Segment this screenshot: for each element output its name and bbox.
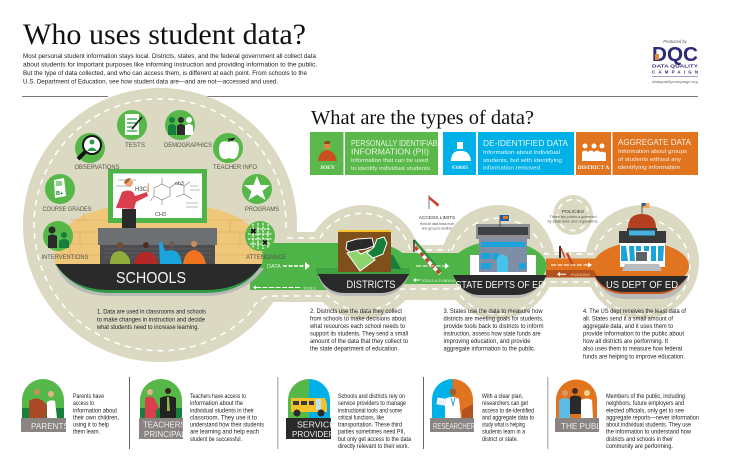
- icon: programs: [242, 174, 272, 204]
- logo: Data Quality Campaign: [652, 39, 699, 84]
- panel: teachers and principals: PRINCIPALS: [144, 429, 191, 439]
- arrow: data to state: [416, 263, 449, 269]
- icon: attendance: ✖: [262, 239, 268, 247]
- intro paragraph: But the type of data collected, and who can access them, is different at each point. From schools to the: [23, 70, 307, 77]
- text: the public: elected officials, only get to see: [606, 407, 684, 414]
- panel: service providers: SERVICE: [297, 420, 335, 430]
- text: the public: Members of the public, including: [606, 393, 685, 400]
- panel: schools: [55, 169, 264, 296]
- caption: schools: what students need to increase learning.: [96, 324, 199, 331]
- label: tests: TESTS: [125, 142, 145, 149]
- panel: researchers: RESEARCHERS: [433, 421, 479, 431]
- caption: state departments: 3. States use the data to measure how: [444, 308, 543, 315]
- text: the public: neighbors, future employers and: [606, 400, 684, 407]
- text: the public: community are performing.: [606, 443, 673, 450]
- caption: districts: what resources each school needs to: [309, 323, 405, 330]
- panel: state departments of education: [452, 215, 547, 298]
- label: programs: PROGRAMS: [245, 206, 279, 213]
- text: teachers: Teachers have access to: [190, 393, 246, 400]
- callout: access limits: [419, 195, 455, 230]
- intro paragraph: [23, 53, 317, 86]
- caption: US department: provide information to the public about: [583, 330, 684, 338]
- callout: policies: by state laws and regulations.: [548, 220, 599, 224]
- icon: course grades: [45, 174, 75, 204]
- panel: aggregate data: Information about groups: [618, 149, 687, 155]
- whiteboard: [108, 169, 207, 223]
- caption: state departments: districts are meeting goals for students,: [444, 316, 544, 322]
- text: researchers: researchers can get: [482, 400, 528, 407]
- text: teachers: individual students in their: [190, 407, 255, 414]
- bench: [98, 228, 217, 264]
- icon: public: [556, 379, 597, 418]
- intro paragraph: U.S. Department of Education, see how student data are—and are not—accessed and used.: [23, 78, 278, 86]
- text: parents: them learn.: [73, 429, 100, 436]
- text: teachers: [190, 393, 264, 443]
- text: service providers: critical functions, like: [338, 414, 384, 422]
- text: service providers: Schools and districts rely on: [338, 393, 405, 400]
- gate: access limits barrier: [414, 240, 441, 274]
- icon: observations: [75, 133, 105, 163]
- icon: attendance: ✖: [250, 227, 257, 236]
- panel: teachers and principals: TEACHERS &: [143, 420, 193, 430]
- label: attendance: ATTENDANCE: [246, 254, 286, 261]
- caption: schools: 1. Data are used in classrooms and schools: [97, 309, 206, 316]
- caption: districts: [309, 308, 408, 353]
- label: course grades: COURSE GRADES: [42, 206, 92, 213]
- label: demographics: DEMOGRAPHICS: [164, 142, 212, 149]
- caption: US department: how all districts are performing. It: [583, 338, 668, 345]
- teacher figure: [116, 178, 149, 228]
- label: us dept of ed: US DEPT OF ED: [606, 279, 678, 291]
- text: the public: [606, 393, 699, 450]
- panel: researchers: [430, 379, 534, 443]
- text: teachers: understand how their students: [190, 422, 264, 429]
- icon: school bus: [288, 379, 330, 418]
- students: [110, 241, 206, 264]
- wood floor: [55, 207, 263, 264]
- text: parents: using it to help: [73, 422, 109, 429]
- panel: de-identified data: information removed: [483, 166, 540, 172]
- gate: policies barrier: [560, 246, 573, 266]
- arrow: data to federal: [551, 262, 592, 268]
- panel: de-identified data: students, but with identifying: [483, 158, 562, 164]
- label: districts: DISTRICTS: [346, 279, 396, 291]
- panel: aggregate data: of students without any: [618, 157, 681, 163]
- icon: tests: [117, 110, 147, 140]
- text: researchers: and aggregate data to: [482, 414, 534, 422]
- icon: attendance: [245, 221, 275, 251]
- icon: capitol building: [619, 203, 666, 271]
- caption: state departments: improving education, and provide: [444, 338, 531, 345]
- text: researchers: [482, 393, 534, 443]
- callout: access limits: one group to another: [422, 226, 453, 230]
- text: researchers: students learn in a: [482, 429, 525, 436]
- panel: districts: [316, 230, 410, 296]
- text: researchers: With a clear plan,: [482, 393, 523, 400]
- text: parents: access to: [73, 400, 94, 407]
- text: parents: [73, 393, 119, 436]
- icon: parents: [22, 379, 64, 418]
- text: researchers: access to de-identified: [482, 407, 534, 414]
- panel: aggregate data: identifying information: [618, 165, 680, 171]
- panel: aggregate data: AGGREGATE DATA: [618, 138, 692, 147]
- caption: state departments: provide tools back to districts to inform: [444, 323, 544, 330]
- icon: researcher: [432, 379, 473, 418]
- icon: anonymous student: #30605: [452, 165, 468, 171]
- logo: Data Quality Campaign: DATA QUALITY: [652, 64, 699, 70]
- text: teachers: are learning and help each: [190, 429, 259, 436]
- arrow: data to districts: [267, 262, 310, 270]
- text: the public: aggregate reports—never information: [606, 414, 699, 422]
- text: the public: the information to understand how: [606, 429, 691, 436]
- panel: de-identified data: Information about individual: [483, 150, 560, 156]
- arrow: tools back to schools: TOOLS: [303, 286, 316, 290]
- label: interventions: INTERVENTIONS: [42, 254, 88, 261]
- text: service providers: directly relevant to their work.: [338, 443, 409, 450]
- caption: districts: amount of the data that they collect to: [310, 338, 408, 345]
- icon: district map: [338, 230, 401, 272]
- heading: types of data: What are the types of data?: [311, 107, 534, 129]
- caption: US department: aggregate data, and it uses them to: [583, 323, 673, 330]
- whiteboard: H3C: [135, 187, 148, 193]
- text: teachers: student be successful.: [190, 436, 242, 443]
- caption: state departments: instruction, assess how state funds are: [444, 330, 541, 338]
- text: service providers: [338, 393, 411, 450]
- callout: policies: These two points a governed: [550, 215, 597, 219]
- text: parents: Parents have: [73, 393, 104, 400]
- text: service providers: transportation. These third: [338, 422, 402, 429]
- arrow: tools back to schools: [253, 286, 316, 290]
- panel: teachers and principals: [139, 379, 264, 443]
- logo: Data Quality Campaign: DQC: [652, 44, 698, 66]
- panel: parents: [21, 379, 119, 436]
- panel: service providers: [286, 379, 411, 450]
- text: service providers: service providers to manage: [338, 400, 406, 407]
- panel: personally identifiable information: INFORMATION (PII): [351, 148, 429, 156]
- text: parents: information about: [73, 407, 117, 414]
- panel: service providers: PROVIDERS: [292, 429, 340, 439]
- panel: US department of education: [593, 203, 689, 299]
- icon: interventions: [43, 221, 73, 251]
- school band: [57, 268, 264, 296]
- panel: the public: THE PUBLIC: [561, 421, 609, 431]
- whiteboard: ch3: [175, 181, 184, 187]
- caption: US department: also uses them to measure how federal: [583, 346, 682, 353]
- text: the public: districts and schools in their: [606, 436, 674, 443]
- panel: personally identifiable information: [310, 132, 446, 175]
- whiteboard: CH3: [155, 212, 166, 218]
- panel: personally identifiable information: PERSONALLY IDENTIFIABLE: [351, 139, 446, 148]
- caption: US department: all. States send it a small amount of: [583, 316, 673, 322]
- panel: de-identified data: [443, 132, 574, 175]
- arrow: funding: FUNDING: [571, 272, 590, 277]
- callout: policies: POLICIES: [562, 209, 584, 215]
- callout: policies: [548, 209, 599, 224]
- label: state depts of ed: STATE DEPTS OF ED: [456, 279, 545, 291]
- label: observations: OBSERVATIONS: [74, 164, 120, 171]
- arrow: tools and funding: TOOLS & FUNDING: [421, 278, 456, 283]
- caption: schools: to make changes in instruction and decide: [97, 316, 205, 324]
- callout: access limits: ACCESS LIMITS: [419, 215, 455, 221]
- caption: schools: [96, 309, 206, 331]
- text: service providers: but only get access to the data: [338, 436, 411, 443]
- logo: Data Quality Campaign: dataqualitycampaign.org: [652, 80, 698, 84]
- text: teachers: information about the: [190, 400, 243, 407]
- icon: district group: DISTRICT A: [578, 165, 609, 171]
- icon: teacher info: [213, 133, 243, 163]
- text: researchers: study what is helping: [482, 422, 525, 429]
- panel: aggregate data: [576, 132, 698, 175]
- icon: demographics: [165, 110, 195, 140]
- logo: Data Quality Campaign: Produced by: [663, 39, 688, 44]
- intro paragraph: Most personal student information stays local. Districts, states, and the federal government all collect data: [23, 53, 316, 60]
- panel: parents: PARENTS: [31, 421, 69, 431]
- orange funding band: [546, 258, 598, 278]
- icon: state building: [476, 215, 530, 272]
- icon: Joey student: JOEY: [320, 165, 335, 171]
- caption: state departments: aggregate information to the public.: [444, 346, 536, 353]
- caption: districts: 2. Districts use the data they collect: [310, 308, 402, 315]
- caption: districts: the state department of education.: [310, 346, 399, 353]
- arrow: funding: [557, 272, 590, 277]
- panel: personally identifiable information: Information that can be used: [351, 158, 428, 164]
- text: service providers: parties sometimes need PII,: [338, 429, 405, 436]
- callout: access limits: Hold all data flows from: [420, 222, 454, 226]
- label: teacher info: TEACHER INFO: [213, 164, 257, 171]
- text: parents: their own children,: [73, 414, 119, 422]
- caption: state departments: [444, 308, 544, 353]
- text: teachers: classroom. They use it to: [190, 414, 257, 422]
- panel: de-identified data: DE-IDENTIFIED DATA: [483, 139, 569, 148]
- text: researchers: district or state.: [482, 436, 518, 443]
- caption: US department: [583, 308, 686, 360]
- caption: districts: from schools to make decisions about: [310, 316, 406, 322]
- text: the public: about individual students. They use: [606, 422, 691, 429]
- caption: US department: funds are helping to improve education.: [583, 354, 685, 360]
- caption: districts: support its students. They send a small: [310, 330, 408, 338]
- panel: personally identifiable information: to identify individual students: [351, 166, 430, 172]
- caption: US department: 4. The US dept receives the least data of: [583, 308, 686, 315]
- green data band: [250, 243, 465, 290]
- icon: course grades: B+: [56, 191, 63, 197]
- label: schools: SCHOOLS: [116, 270, 186, 287]
- intro paragraph: about students for important purposes like informing instruction and providing information to the public.: [23, 62, 317, 68]
- icon: teachers: [140, 379, 182, 418]
- title: Who uses student data?: [23, 18, 306, 51]
- logo: Data Quality Campaign: CAMPAIGN: [652, 70, 698, 74]
- panel: the public: [555, 379, 699, 450]
- road background: [23, 88, 699, 362]
- text: service providers: instructional tools and some: [338, 407, 402, 414]
- arrow: data to districts: DATA: [267, 264, 281, 270]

▶ **What the exercise asks**
Output the lines between the one holding "- icon: programs: [242, 174, 272, 204]" and the one holding "- text: researchers: researchers", inclusive, reproducing each line character for character.

▶ **Finished answer**
- icon: programs: [242, 174, 272, 204]
- logo: Data Quality Campaign: [652, 39, 699, 84]
- panel: teachers and principals: PRINCIPALS: [144, 429, 191, 439]
- arrow: data to state: [416, 263, 449, 269]
- icon: attendance: ✖: [262, 239, 268, 247]
- intro paragraph: But the type of data collected, and who can access them, is different at each point. From schools to the: [23, 70, 307, 77]
- text: the public: elected officials, only get to see: [606, 407, 684, 414]
- panel: service providers: SERVICE: [297, 420, 335, 430]
- text: the public: Members of the public, including: [606, 393, 685, 400]
- panel: schools: [55, 169, 264, 296]
- caption: schools: what students need to increase learning.: [96, 324, 199, 331]
- label: tests: TESTS: [125, 142, 145, 149]
- panel: researchers: RESEARCHERS: [433, 421, 479, 431]
- caption: state departments: 3. States use the data to measure how: [444, 308, 543, 315]
- text: the public: neighbors, future employers and: [606, 400, 684, 407]
- text: the public: community are performing.: [606, 443, 673, 450]
- caption: districts: what resources each school needs to: [309, 323, 405, 330]
- panel: state departments of education: [452, 215, 547, 298]
- label: programs: PROGRAMS: [245, 206, 279, 213]
- text: teachers: Teachers have access to: [190, 393, 246, 400]
- callout: access limits: [419, 195, 455, 230]
- intro paragraph: [23, 53, 317, 86]
- caption: US department: provide information to the public about: [583, 330, 684, 338]
- callout: policies: by state laws and regulations.: [548, 220, 599, 224]
- icon: course grades: [45, 174, 75, 204]
- panel: aggregate data: Information about groups: [618, 149, 687, 155]
- whiteboard: [108, 169, 207, 223]
- caption: state departments: districts are meeting goals for students,: [444, 316, 544, 322]
- text: researchers: researchers can get: [482, 400, 528, 407]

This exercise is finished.